[Items from a figure collection]
-- -- --
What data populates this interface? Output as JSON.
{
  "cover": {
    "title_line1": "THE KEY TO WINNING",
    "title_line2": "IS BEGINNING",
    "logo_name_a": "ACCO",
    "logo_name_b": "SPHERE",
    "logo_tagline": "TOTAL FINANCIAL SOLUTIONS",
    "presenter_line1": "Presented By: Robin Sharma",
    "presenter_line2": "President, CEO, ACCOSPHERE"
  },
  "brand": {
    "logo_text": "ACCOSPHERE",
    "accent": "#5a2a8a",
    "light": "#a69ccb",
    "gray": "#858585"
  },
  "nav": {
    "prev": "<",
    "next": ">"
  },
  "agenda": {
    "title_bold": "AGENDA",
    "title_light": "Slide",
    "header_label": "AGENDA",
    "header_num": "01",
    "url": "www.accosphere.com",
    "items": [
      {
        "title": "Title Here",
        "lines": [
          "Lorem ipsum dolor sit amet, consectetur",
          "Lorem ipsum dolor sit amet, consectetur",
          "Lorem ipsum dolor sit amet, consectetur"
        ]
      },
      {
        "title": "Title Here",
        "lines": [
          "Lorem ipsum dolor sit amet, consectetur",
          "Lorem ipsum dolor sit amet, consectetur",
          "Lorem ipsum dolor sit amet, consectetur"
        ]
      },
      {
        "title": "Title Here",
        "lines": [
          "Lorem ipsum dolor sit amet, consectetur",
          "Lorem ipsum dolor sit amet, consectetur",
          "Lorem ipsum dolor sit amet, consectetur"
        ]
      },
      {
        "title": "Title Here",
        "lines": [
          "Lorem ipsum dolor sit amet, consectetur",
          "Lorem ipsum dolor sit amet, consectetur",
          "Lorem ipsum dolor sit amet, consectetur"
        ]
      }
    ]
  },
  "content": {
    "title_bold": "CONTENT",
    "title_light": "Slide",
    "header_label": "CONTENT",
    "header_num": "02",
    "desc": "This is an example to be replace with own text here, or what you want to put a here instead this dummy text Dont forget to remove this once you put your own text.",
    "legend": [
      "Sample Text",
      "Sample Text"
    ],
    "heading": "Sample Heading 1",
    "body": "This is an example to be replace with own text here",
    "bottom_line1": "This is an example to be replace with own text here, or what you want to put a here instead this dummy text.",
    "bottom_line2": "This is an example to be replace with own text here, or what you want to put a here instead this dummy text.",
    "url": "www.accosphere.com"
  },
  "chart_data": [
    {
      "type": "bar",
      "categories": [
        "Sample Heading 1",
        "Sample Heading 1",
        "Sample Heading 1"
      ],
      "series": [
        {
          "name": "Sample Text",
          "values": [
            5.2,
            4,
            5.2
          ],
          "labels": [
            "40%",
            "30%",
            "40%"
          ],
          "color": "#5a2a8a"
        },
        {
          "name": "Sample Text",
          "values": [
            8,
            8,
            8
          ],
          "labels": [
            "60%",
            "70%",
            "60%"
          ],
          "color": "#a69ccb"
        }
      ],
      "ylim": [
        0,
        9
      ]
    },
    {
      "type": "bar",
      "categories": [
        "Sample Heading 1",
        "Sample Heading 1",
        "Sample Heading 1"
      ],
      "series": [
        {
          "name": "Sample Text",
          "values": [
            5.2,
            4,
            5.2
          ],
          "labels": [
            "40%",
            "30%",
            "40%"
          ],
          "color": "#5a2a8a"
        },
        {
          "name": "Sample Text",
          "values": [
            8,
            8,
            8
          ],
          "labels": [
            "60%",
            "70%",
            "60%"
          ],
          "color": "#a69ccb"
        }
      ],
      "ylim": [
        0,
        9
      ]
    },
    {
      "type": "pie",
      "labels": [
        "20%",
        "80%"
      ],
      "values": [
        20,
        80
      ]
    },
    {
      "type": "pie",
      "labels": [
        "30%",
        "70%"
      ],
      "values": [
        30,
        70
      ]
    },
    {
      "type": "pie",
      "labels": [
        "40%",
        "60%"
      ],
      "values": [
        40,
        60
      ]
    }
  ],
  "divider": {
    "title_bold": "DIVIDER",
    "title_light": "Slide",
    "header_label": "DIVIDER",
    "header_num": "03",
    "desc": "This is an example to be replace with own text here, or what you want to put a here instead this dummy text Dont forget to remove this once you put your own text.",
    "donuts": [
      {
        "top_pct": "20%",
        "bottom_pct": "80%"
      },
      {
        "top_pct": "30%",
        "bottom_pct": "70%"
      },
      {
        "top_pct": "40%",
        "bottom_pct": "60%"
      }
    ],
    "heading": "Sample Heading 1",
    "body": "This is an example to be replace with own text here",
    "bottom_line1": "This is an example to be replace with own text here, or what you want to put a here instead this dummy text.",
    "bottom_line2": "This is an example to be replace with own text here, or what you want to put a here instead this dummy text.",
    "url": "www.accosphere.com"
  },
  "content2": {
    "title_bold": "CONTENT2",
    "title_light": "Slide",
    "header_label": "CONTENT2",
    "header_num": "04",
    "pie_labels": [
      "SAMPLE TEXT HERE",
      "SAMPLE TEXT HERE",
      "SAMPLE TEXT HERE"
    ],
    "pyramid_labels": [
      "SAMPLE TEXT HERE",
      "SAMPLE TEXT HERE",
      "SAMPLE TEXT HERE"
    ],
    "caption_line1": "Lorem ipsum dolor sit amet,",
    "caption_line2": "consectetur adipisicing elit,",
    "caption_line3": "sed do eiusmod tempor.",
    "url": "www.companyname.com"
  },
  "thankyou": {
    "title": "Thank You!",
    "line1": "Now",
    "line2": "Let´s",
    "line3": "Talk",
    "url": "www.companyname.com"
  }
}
-- -- --
*REQUEST*. All of the data above should be transcribed exactly.

*ANSWER BELOW*.
What data populates this interface? Output as JSON.
{
  "cover": {
    "title_line1": "THE KEY TO WINNING",
    "title_line2": "IS BEGINNING",
    "logo_name_a": "ACCO",
    "logo_name_b": "SPHERE",
    "logo_tagline": "TOTAL FINANCIAL SOLUTIONS",
    "presenter_line1": "Presented By: Robin Sharma",
    "presenter_line2": "President, CEO, ACCOSPHERE"
  },
  "brand": {
    "logo_text": "ACCOSPHERE",
    "accent": "#5a2a8a",
    "light": "#a69ccb",
    "gray": "#858585"
  },
  "nav": {
    "prev": "<",
    "next": ">"
  },
  "agenda": {
    "title_bold": "AGENDA",
    "title_light": "Slide",
    "header_label": "AGENDA",
    "header_num": "01",
    "url": "www.accosphere.com",
    "items": [
      {
        "title": "Title Here",
        "lines": [
          "Lorem ipsum dolor sit amet, consectetur",
          "Lorem ipsum dolor sit amet, consectetur",
          "Lorem ipsum dolor sit amet, consectetur"
        ]
      },
      {
        "title": "Title Here",
        "lines": [
          "Lorem ipsum dolor sit amet, consectetur",
          "Lorem ipsum dolor sit amet, consectetur",
          "Lorem ipsum dolor sit amet, consectetur"
        ]
      },
      {
        "title": "Title Here",
        "lines": [
          "Lorem ipsum dolor sit amet, consectetur",
          "Lorem ipsum dolor sit amet, consectetur",
          "Lorem ipsum dolor sit amet, consectetur"
        ]
      },
      {
        "title": "Title Here",
        "lines": [
          "Lorem ipsum dolor sit amet, consectetur",
          "Lorem ipsum dolor sit amet, consectetur",
          "Lorem ipsum dolor sit amet, consectetur"
        ]
      }
    ]
  },
  "content": {
    "title_bold": "CONTENT",
    "title_light": "Slide",
    "header_label": "CONTENT",
    "header_num": "02",
    "desc": "This is an example to be replace with own text here, or what you want to put a here instead this dummy text Dont forget to remove this once you put your own text.",
    "legend": [
      "Sample Text",
      "Sample Text"
    ],
    "heading": "Sample Heading 1",
    "body": "This is an example to be replace with own text here",
    "bottom_line1": "This is an example to be replace with own text here, or what you want to put a here instead this dummy text.",
    "bottom_line2": "This is an example to be replace with own text here, or what you want to put a here instead this dummy text.",
    "url": "www.accosphere.com"
  },
  "chart_data": [
    {
      "type": "bar",
      "categories": [
        "Sample Heading 1",
        "Sample Heading 1",
        "Sample Heading 1"
      ],
      "series": [
        {
          "name": "Sample Text",
          "values": [
            5.2,
            4,
            5.2
          ],
          "labels": [
            "40%",
            "30%",
            "40%"
          ],
          "color": "#5a2a8a"
        },
        {
          "name": "Sample Text",
          "values": [
            8,
            8,
            8
          ],
          "labels": [
            "60%",
            "70%",
            "60%"
          ],
          "color": "#a69ccb"
        }
      ],
      "ylim": [
        0,
        9
      ]
    },
    {
      "type": "bar",
      "categories": [
        "Sample Heading 1",
        "Sample Heading 1",
        "Sample Heading 1"
      ],
      "series": [
        {
          "name": "Sample Text",
          "values": [
            5.2,
            4,
            5.2
          ],
          "labels": [
            "40%",
            "30%",
            "40%"
          ],
          "color": "#5a2a8a"
        },
        {
          "name": "Sample Text",
          "values": [
            8,
            8,
            8
          ],
          "labels": [
            "60%",
            "70%",
            "60%"
          ],
          "color": "#a69ccb"
        }
      ],
      "ylim": [
        0,
        9
      ]
    },
    {
      "type": "pie",
      "labels": [
        "20%",
        "80%"
      ],
      "values": [
        20,
        80
      ]
    },
    {
      "type": "pie",
      "labels": [
        "30%",
        "70%"
      ],
      "values": [
        30,
        70
      ]
    },
    {
      "type": "pie",
      "labels": [
        "40%",
        "60%"
      ],
      "values": [
        40,
        60
      ]
    }
  ],
  "divider": {
    "title_bold": "DIVIDER",
    "title_light": "Slide",
    "header_label": "DIVIDER",
    "header_num": "03",
    "desc": "This is an example to be replace with own text here, or what you want to put a here instead this dummy text Dont forget to remove this once you put your own text.",
    "donuts": [
      {
        "top_pct": "20%",
        "bottom_pct": "80%"
      },
      {
        "top_pct": "30%",
        "bottom_pct": "70%"
      },
      {
        "top_pct": "40%",
        "bottom_pct": "60%"
      }
    ],
    "heading": "Sample Heading 1",
    "body": "This is an example to be replace with own text here",
    "bottom_line1": "This is an example to be replace with own text here, or what you want to put a here instead this dummy text.",
    "bottom_line2": "This is an example to be replace with own text here, or what you want to put a here instead this dummy text.",
    "url": "www.accosphere.com"
  },
  "content2": {
    "title_bold": "CONTENT2",
    "title_light": "Slide",
    "header_label": "CONTENT2",
    "header_num": "04",
    "pie_labels": [
      "SAMPLE TEXT HERE",
      "SAMPLE TEXT HERE",
      "SAMPLE TEXT HERE"
    ],
    "pyramid_labels": [
      "SAMPLE TEXT HERE",
      "SAMPLE TEXT HERE",
      "SAMPLE TEXT HERE"
    ],
    "caption_line1": "Lorem ipsum dolor sit amet,",
    "caption_line2": "consectetur adipisicing elit,",
    "caption_line3": "sed do eiusmod tempor.",
    "url": "www.companyname.com"
  },
  "thankyou": {
    "title": "Thank You!",
    "line1": "Now",
    "line2": "Let´s",
    "line3": "Talk",
    "url": "www.companyname.com"
  }
}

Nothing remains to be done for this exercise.